_Brief_
This exercise needs all of the entries set down again, exactly as they read.

───── Recorded information ─────

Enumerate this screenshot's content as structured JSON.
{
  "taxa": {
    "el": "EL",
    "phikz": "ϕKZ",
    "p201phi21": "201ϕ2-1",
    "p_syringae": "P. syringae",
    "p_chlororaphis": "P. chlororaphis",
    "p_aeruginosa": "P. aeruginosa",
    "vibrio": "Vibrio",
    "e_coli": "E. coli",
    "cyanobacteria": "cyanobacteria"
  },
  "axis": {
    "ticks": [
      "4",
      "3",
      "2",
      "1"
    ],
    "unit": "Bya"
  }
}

─────

_Solution to the problem_
Enumerate this screenshot's content as structured JSON.
{
  "taxa": {
    "el": "EL",
    "phikz": "ϕKZ",
    "p201phi21": "201ϕ2-1",
    "p_syringae": "P. syringae",
    "p_chlororaphis": "P. chlororaphis",
    "p_aeruginosa": "P. aeruginosa",
    "vibrio": "Vibrio",
    "e_coli": "E. coli",
    "cyanobacteria": "cyanobacteria"
  },
  "axis": {
    "ticks": [
      "4",
      "3",
      "2",
      "1"
    ],
    "unit": "Bya"
  }
}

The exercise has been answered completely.